Data in this exercise:

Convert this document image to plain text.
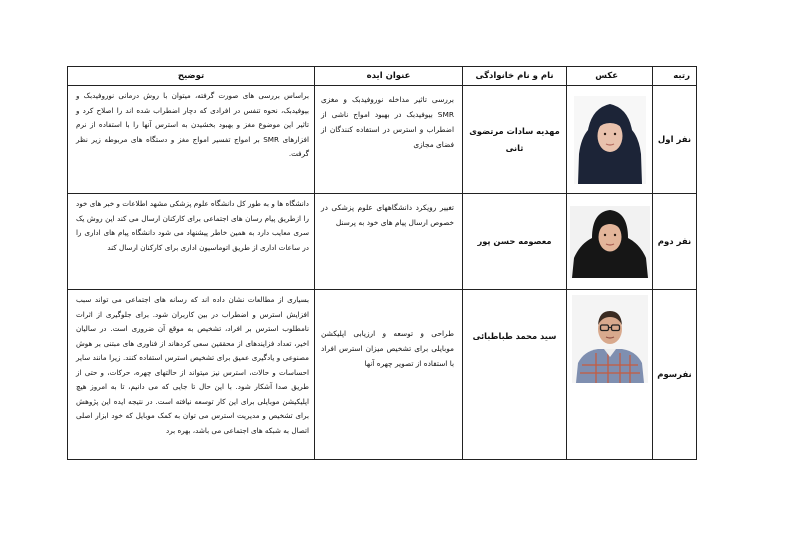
رتبه	عکس	نام و نام خانوادگی	عنوان ایده	توضیح
نفر اول		مهدیه سادات مرتضوی ثانی	بررسی تاثیر مداخله نوروفیدبک و مغزی SMR بیوفیدبک در بهبود امواج ناشی از اضطراب و استرس در استفاده کنندگان از فضای مجازی	براساس بررسی های صورت گرفته، میتوان با روش درمانی نوروفیدبک و بیوفیدبک، نحوه تنفس در افرادی که دچار اضطراب شده اند را اصلاح کرد و تاثیر این موضوع مغز و بهبود بخشیدن به استرس آنها را با استفاده از نرم افزارهای SMR بر امواج تفسیر امواج مغز و دستگاه های مربوطه زیر نظر گرفت.
نفر دوم		معصومه حسن پور	تغییر رویکرد دانشگاههای علوم پزشکی در خصوص ارسال پیام های خود به پرسنل	دانشگاه ها و به طور کل دانشگاه علوم پزشکی مشهد اطلاعات و خبر های خود را ازطریق پیام رسان های اجتماعی برای کارکنان ارسال می کند این روش یک سری معایب دارد به همین خاطر پیشنهاد می شود دانشگاه پیام های اداری را در ساعات اداری از طریق اتوماسیون اداری برای کارکنان ارسال کند
نفرسوم		سید محمد طباطبائی	طراحی و توسعه و ارزیابی اپلیکشن موبایلی برای تشخیص میزان استرس افراد با استفاده از تصویر چهره آنها	بسیاری از مطالعات نشان داده اند که رسانه های اجتماعی می تواند سبب افزایش استرس و اضطراب در بین کاربران شود. برای جلوگیری از اثرات نامطلوب استرس بر افراد، تشخیص به موقع آن ضروری است. در سالیان اخیر، تعداد فزایندهای از محققین سعی کردهاند از فناوری های مبتنی بر هوش مصنوعی و یادگیری عمیق برای تشخیص استرس استفاده کنند. زیرا مانند سایر احساسات و حالات، استرس نیز میتواند از حالتهای چهره، حرکات، و حتی از طریق صدا آشکار شود. با این حال تا جایی که می دانیم، تا به امروز هیچ اپلیکیشن موبایلی برای این کار توسعه نیافته است. در نتیجه ایده این پژوهش برای تشخیص و مدیریت استرس می توان به کمک موبایل که خود ابزار اصلی اتصال به شبکه های اجتماعی می باشد، بهره برد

What is being asked: Quote the full listing above word for word; exclude every picture from the copy.

Exercise result:
Convert this document image to plain text.
رتبه	عکس	نام و نام خانوادگی	عنوان ایده	توضیح
نفر اول		مهدیه سادات مرتضوی ثانی	بررسی تاثیر مداخله نوروفیدبک و مغزی SMR بیوفیدبک در بهبود امواج ناشی از اضطراب و استرس در استفاده کنندگان از فضای مجازی	براساس بررسی های صورت گرفته، میتوان با روش درمانی نوروفیدبک و بیوفیدبک، نحوه تنفس در افرادی که دچار اضطراب شده اند را اصلاح کرد و تاثیر این موضوع مغز و بهبود بخشیدن به استرس آنها را با استفاده از نرم افزارهای SMR بر امواج تفسیر امواج مغز و دستگاه های مربوطه زیر نظر گرفت.
نفر دوم		معصومه حسن پور	تغییر رویکرد دانشگاههای علوم پزشکی در خصوص ارسال پیام های خود به پرسنل	دانشگاه ها و به طور کل دانشگاه علوم پزشکی مشهد اطلاعات و خبر های خود را ازطریق پیام رسان های اجتماعی برای کارکنان ارسال می کند این روش یک سری معایب دارد به همین خاطر پیشنهاد می شود دانشگاه پیام های اداری را در ساعات اداری از طریق اتوماسیون اداری برای کارکنان ارسال کند
نفرسوم		سید محمد طباطبائی	طراحی و توسعه و ارزیابی اپلیکشن موبایلی برای تشخیص میزان استرس افراد با استفاده از تصویر چهره آنها	بسیاری از مطالعات نشان داده اند که رسانه های اجتماعی می تواند سبب افزایش استرس و اضطراب در بین کاربران شود. برای جلوگیری از اثرات نامطلوب استرس بر افراد، تشخیص به موقع آن ضروری است. در سالیان اخیر، تعداد فزایندهای از محققین سعی کردهاند از فناوری های مبتنی بر هوش مصنوعی و یادگیری عمیق برای تشخیص استرس استفاده کنند. زیرا مانند سایر احساسات و حالات، استرس نیز میتواند از حالتهای چهره، حرکات، و حتی از طریق صدا آشکار شود. با این حال تا جایی که می دانیم، تا به امروز هیچ اپلیکیشن موبایلی برای این کار توسعه نیافته است. در نتیجه ایده این پژوهش برای تشخیص و مدیریت استرس می توان به کمک موبایل که خود ابزار اصلی اتصال به شبکه های اجتماعی می باشد، بهره برد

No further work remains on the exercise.